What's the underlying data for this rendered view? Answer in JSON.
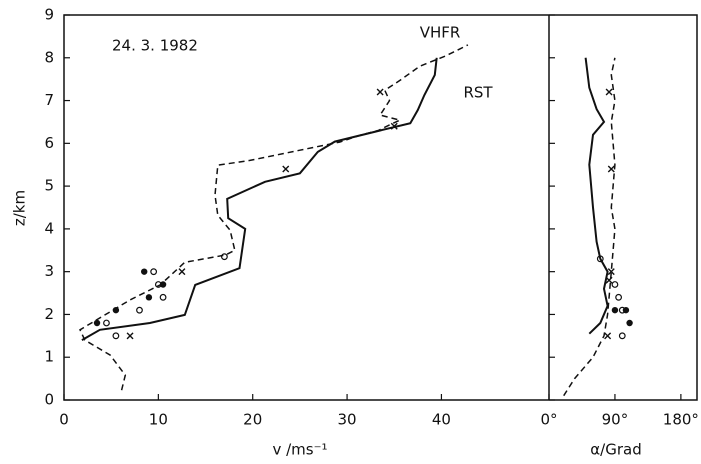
{
  "chart_data": [
    {
      "type": "line",
      "annotation": "24. 3. 1982",
      "y_label": "z/km",
      "x_label": "v /ms⁻¹",
      "xlim": [
        0,
        51.4
      ],
      "xticks": [
        0,
        10,
        20,
        30,
        40
      ],
      "ylim": [
        0,
        9
      ],
      "yticks": [
        0,
        1,
        2,
        3,
        4,
        5,
        6,
        7,
        8,
        9
      ],
      "series": [
        {
          "name": "VHFR",
          "style": "solid",
          "x": [
            1.9,
            3.8,
            9.1,
            12.8,
            13.9,
            18.6,
            19.2,
            17.4,
            17.3,
            21.3,
            25.0,
            26.9,
            28.7,
            33.5,
            36.7,
            37.5,
            38.2,
            39.3,
            39.5
          ],
          "values": [
            1.4,
            1.64,
            1.8,
            1.99,
            2.69,
            3.08,
            4.0,
            4.25,
            4.7,
            5.1,
            5.3,
            5.8,
            6.04,
            6.3,
            6.47,
            6.78,
            7.13,
            7.6,
            8.0
          ]
        },
        {
          "name": "RST",
          "style": "dashed",
          "x": [
            6.1,
            6.5,
            4.9,
            2.2,
            1.7,
            3.8,
            7.0,
            10.2,
            12.8,
            17.1,
            18.1,
            17.6,
            16.3,
            16.0,
            16.3,
            19.7,
            25.0,
            29.2,
            31.4,
            33.3,
            34.5,
            35.6,
            33.5,
            34.5,
            34.0,
            35.6,
            37.7,
            40.4,
            41.9,
            42.8
          ],
          "values": [
            0.23,
            0.58,
            1.05,
            1.4,
            1.64,
            1.92,
            2.34,
            2.69,
            3.22,
            3.39,
            3.5,
            3.97,
            4.32,
            4.79,
            5.49,
            5.6,
            5.84,
            6.03,
            6.19,
            6.3,
            6.43,
            6.54,
            6.66,
            7.0,
            7.24,
            7.47,
            7.8,
            8.04,
            8.2,
            8.3
          ]
        },
        {
          "marker": "dot",
          "x": [
            3.5,
            5.5,
            8.5,
            9.0,
            10.5
          ],
          "values": [
            1.8,
            2.1,
            3.0,
            2.4,
            2.7
          ]
        },
        {
          "marker": "circle",
          "x": [
            4.5,
            5.5,
            8.0,
            9.5,
            10.0,
            10.5,
            17.0
          ],
          "values": [
            1.8,
            1.5,
            2.1,
            3.0,
            2.7,
            2.4,
            3.35
          ]
        },
        {
          "marker": "cross",
          "x": [
            7.0,
            12.5,
            23.5,
            33.5,
            35.0
          ],
          "values": [
            1.5,
            3.0,
            5.4,
            7.2,
            6.4
          ]
        }
      ]
    },
    {
      "type": "line",
      "x_label": "α/Grad",
      "xlim": [
        0,
        202
      ],
      "xticks": [
        {
          "value": 0,
          "label": "0°"
        },
        {
          "value": 90,
          "label": "90°"
        },
        {
          "value": 180,
          "label": "180°"
        }
      ],
      "ylim": [
        0,
        9
      ],
      "yticks": [
        0,
        1,
        2,
        3,
        4,
        5,
        6,
        7,
        8,
        9
      ],
      "series": [
        {
          "style": "solid",
          "x": [
            55,
            70,
            80,
            75,
            80,
            70,
            65,
            60,
            55,
            60,
            75,
            65,
            55,
            50
          ],
          "values": [
            1.55,
            1.8,
            2.2,
            2.6,
            3.0,
            3.3,
            3.7,
            4.5,
            5.5,
            6.2,
            6.5,
            6.8,
            7.3,
            8.0
          ]
        },
        {
          "style": "dashed",
          "x": [
            20,
            35,
            60,
            75,
            80,
            85,
            90,
            85,
            90,
            85,
            90,
            85,
            90
          ],
          "values": [
            0.1,
            0.5,
            1.0,
            1.5,
            2.0,
            3.0,
            4.0,
            4.5,
            5.5,
            6.5,
            7.0,
            7.6,
            8.0
          ]
        },
        {
          "marker": "dot",
          "x": [
            110,
            105,
            90
          ],
          "values": [
            1.8,
            2.1,
            2.1
          ]
        },
        {
          "marker": "circle",
          "x": [
            70,
            95,
            100,
            100,
            90
          ],
          "values": [
            3.3,
            2.4,
            2.1,
            1.5,
            2.7
          ]
        },
        {
          "marker": "cross",
          "x": [
            80,
            82,
            85,
            85,
            82
          ],
          "values": [
            1.5,
            2.8,
            3.0,
            5.4,
            7.2
          ]
        }
      ]
    }
  ]
}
==================================================
## Work to complete
Make an exact copy of the data above, pictures excluded.

## Result for this exercise
What's the underlying data for this rendered view? Answer in JSON.
{
  "chart_data": [
    {
      "type": "line",
      "annotation": "24. 3. 1982",
      "y_label": "z/km",
      "x_label": "v /ms⁻¹",
      "xlim": [
        0,
        51.4
      ],
      "xticks": [
        0,
        10,
        20,
        30,
        40
      ],
      "ylim": [
        0,
        9
      ],
      "yticks": [
        0,
        1,
        2,
        3,
        4,
        5,
        6,
        7,
        8,
        9
      ],
      "series": [
        {
          "name": "VHFR",
          "style": "solid",
          "x": [
            1.9,
            3.8,
            9.1,
            12.8,
            13.9,
            18.6,
            19.2,
            17.4,
            17.3,
            21.3,
            25.0,
            26.9,
            28.7,
            33.5,
            36.7,
            37.5,
            38.2,
            39.3,
            39.5
          ],
          "values": [
            1.4,
            1.64,
            1.8,
            1.99,
            2.69,
            3.08,
            4.0,
            4.25,
            4.7,
            5.1,
            5.3,
            5.8,
            6.04,
            6.3,
            6.47,
            6.78,
            7.13,
            7.6,
            8.0
          ]
        },
        {
          "name": "RST",
          "style": "dashed",
          "x": [
            6.1,
            6.5,
            4.9,
            2.2,
            1.7,
            3.8,
            7.0,
            10.2,
            12.8,
            17.1,
            18.1,
            17.6,
            16.3,
            16.0,
            16.3,
            19.7,
            25.0,
            29.2,
            31.4,
            33.3,
            34.5,
            35.6,
            33.5,
            34.5,
            34.0,
            35.6,
            37.7,
            40.4,
            41.9,
            42.8
          ],
          "values": [
            0.23,
            0.58,
            1.05,
            1.4,
            1.64,
            1.92,
            2.34,
            2.69,
            3.22,
            3.39,
            3.5,
            3.97,
            4.32,
            4.79,
            5.49,
            5.6,
            5.84,
            6.03,
            6.19,
            6.3,
            6.43,
            6.54,
            6.66,
            7.0,
            7.24,
            7.47,
            7.8,
            8.04,
            8.2,
            8.3
          ]
        },
        {
          "marker": "dot",
          "x": [
            3.5,
            5.5,
            8.5,
            9.0,
            10.5
          ],
          "values": [
            1.8,
            2.1,
            3.0,
            2.4,
            2.7
          ]
        },
        {
          "marker": "circle",
          "x": [
            4.5,
            5.5,
            8.0,
            9.5,
            10.0,
            10.5,
            17.0
          ],
          "values": [
            1.8,
            1.5,
            2.1,
            3.0,
            2.7,
            2.4,
            3.35
          ]
        },
        {
          "marker": "cross",
          "x": [
            7.0,
            12.5,
            23.5,
            33.5,
            35.0
          ],
          "values": [
            1.5,
            3.0,
            5.4,
            7.2,
            6.4
          ]
        }
      ]
    },
    {
      "type": "line",
      "x_label": "α/Grad",
      "xlim": [
        0,
        202
      ],
      "xticks": [
        {
          "value": 0,
          "label": "0°"
        },
        {
          "value": 90,
          "label": "90°"
        },
        {
          "value": 180,
          "label": "180°"
        }
      ],
      "ylim": [
        0,
        9
      ],
      "yticks": [
        0,
        1,
        2,
        3,
        4,
        5,
        6,
        7,
        8,
        9
      ],
      "series": [
        {
          "style": "solid",
          "x": [
            55,
            70,
            80,
            75,
            80,
            70,
            65,
            60,
            55,
            60,
            75,
            65,
            55,
            50
          ],
          "values": [
            1.55,
            1.8,
            2.2,
            2.6,
            3.0,
            3.3,
            3.7,
            4.5,
            5.5,
            6.2,
            6.5,
            6.8,
            7.3,
            8.0
          ]
        },
        {
          "style": "dashed",
          "x": [
            20,
            35,
            60,
            75,
            80,
            85,
            90,
            85,
            90,
            85,
            90,
            85,
            90
          ],
          "values": [
            0.1,
            0.5,
            1.0,
            1.5,
            2.0,
            3.0,
            4.0,
            4.5,
            5.5,
            6.5,
            7.0,
            7.6,
            8.0
          ]
        },
        {
          "marker": "dot",
          "x": [
            110,
            105,
            90
          ],
          "values": [
            1.8,
            2.1,
            2.1
          ]
        },
        {
          "marker": "circle",
          "x": [
            70,
            95,
            100,
            100,
            90
          ],
          "values": [
            3.3,
            2.4,
            2.1,
            1.5,
            2.7
          ]
        },
        {
          "marker": "cross",
          "x": [
            80,
            82,
            85,
            85,
            82
          ],
          "values": [
            1.5,
            2.8,
            3.0,
            5.4,
            7.2
          ]
        }
      ]
    }
  ]
}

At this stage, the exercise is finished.